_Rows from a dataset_
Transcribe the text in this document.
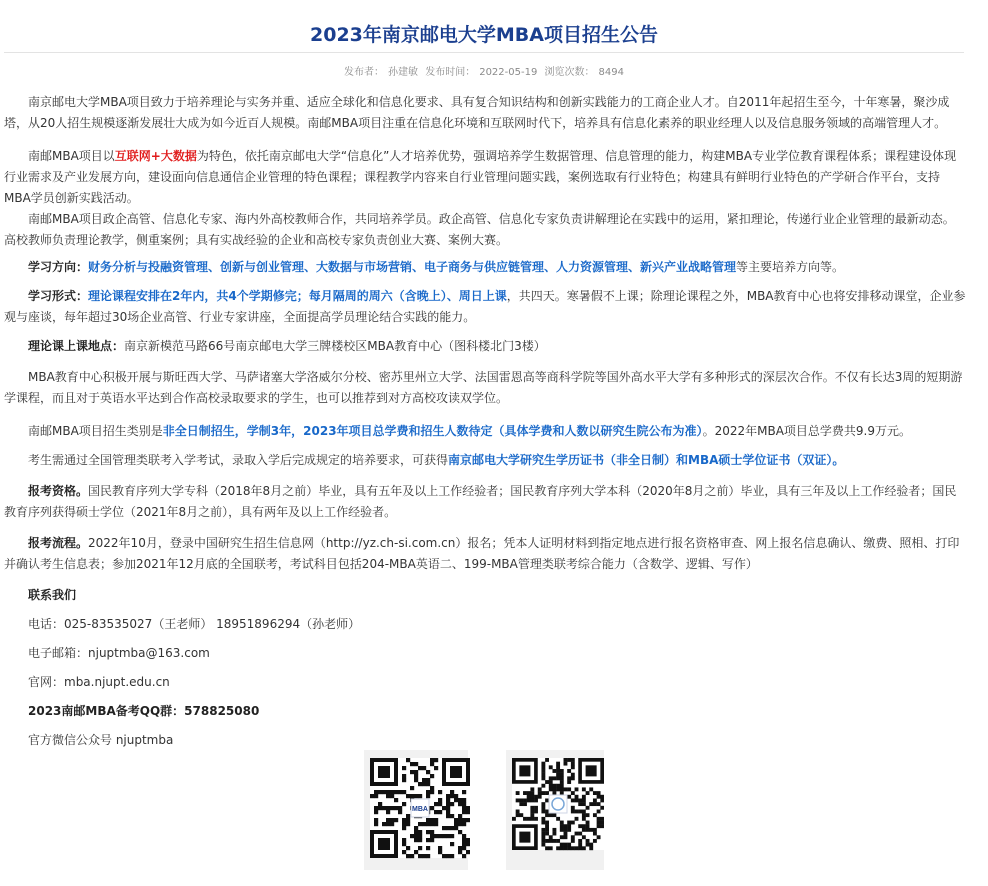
2023年南京邮电大学MBA项目招生公告
发布者： 孙建敏 发布时间： 2022-05-19 浏览次数： 8494

南京邮电大学MBA项目致力于培养理论与实务并重、适应全球化和信息化要求、具有复合知识结构和创新实践能力的工商企业人才。自2011年起招生至今，十年寒暑，聚沙成塔，从20人招生规模逐渐发展壮大成为如今近百人规模。南邮MBA项目注重在信息化环境和互联网时代下，培养具有信息化素养的职业经理人以及信息服务领域的高端管理人才。

南邮MBA项目以互联网+大数据为特色，依托南京邮电大学“信息化”人才培养优势，强调培养学生数据管理、信息管理的能力，构建MBA专业学位教育课程体系；课程建设体现行业需求及产业发展方向，建设面向信息通信企业管理的特色课程；课程教学内容来自行业管理问题实践，案例选取有行业特色；构建具有鲜明行业特色的产学研合作平台，支持MBA学员创新实践活动。

南邮MBA项目政企高管、信息化专家、海内外高校教师合作，共同培养学员。政企高管、信息化专家负责讲解理论在实践中的运用，紧扣理论，传递行业企业管理的最新动态。高校教师负责理论教学，侧重案例；具有实战经验的企业和高校专家负责创业大赛、案例大赛。

学习方向：财务分析与投融资管理、创新与创业管理、大数据与市场营销、电子商务与供应链管理、人力资源管理、新兴产业战略管理等主要培养方向等。

学习形式：理论课程安排在2年内，共4个学期修完；每月隔周的周六（含晚上）、周日上课，共四天。寒暑假不上课；除理论课程之外，MBA教育中心也将安排移动课堂，企业参观与座谈，每年超过30场企业高管、行业专家讲座，全面提高学员理论结合实践的能力。

理论课上课地点：南京新模范马路66号南京邮电大学三牌楼校区MBA教育中心（图科楼北门3楼）

MBA教育中心积极开展与斯旺西大学、马萨诸塞大学洛威尔分校、密苏里州立大学、法国雷恩高等商科学院等国外高水平大学有多种形式的深层次合作。不仅有长达3周的短期游学课程，而且对于英语水平达到合作高校录取要求的学生，也可以推荐到对方高校攻读双学位。

南邮MBA项目招生类别是非全日制招生，学制3年，2023年项目总学费和招生人数待定（具体学费和人数以研究生院公布为准）。2022年MBA项目总学费共9.9万元。

考生需通过全国管理类联考入学考试，录取入学后完成规定的培养要求，可获得南京邮电大学研究生学历证书（非全日制）和MBA硕士学位证书（双证）。

报考资格。国民教育序列大学专科（2018年8月之前）毕业，具有五年及以上工作经验者；国民教育序列大学本科（2020年8月之前）毕业，具有三年及以上工作经验者；国民教育序列获得硕士学位（2021年8月之前），具有两年及以上工作经验者。

报考流程。2022年10月，登录中国研究生招生信息网（http://yz.ch-si.com.cn）报名；凭本人证明材料到指定地点进行报名资格审查、网上报名信息确认、缴费、照相、打印并确认考生信息表；参加2021年12月底的全国联考，考试科目包括204-MBA英语二、199-MBA管理类联考综合能力（含数学、逻辑、写作）

联系我们

电话：025-83535027（王老师） 18951896294（孙老师）

电子邮箱：njuptmba@163.com

官网：mba.njupt.edu.cn

2023南邮MBA备考QQ群：578825080

官方微信公众号 njuptmba

MBA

_What you need to do_
Search the entries for the word "njuptmba", then gather every line that has it.

_Result of this exercise_
电子邮箱：njuptmba@163.com
官方微信公众号 njuptmba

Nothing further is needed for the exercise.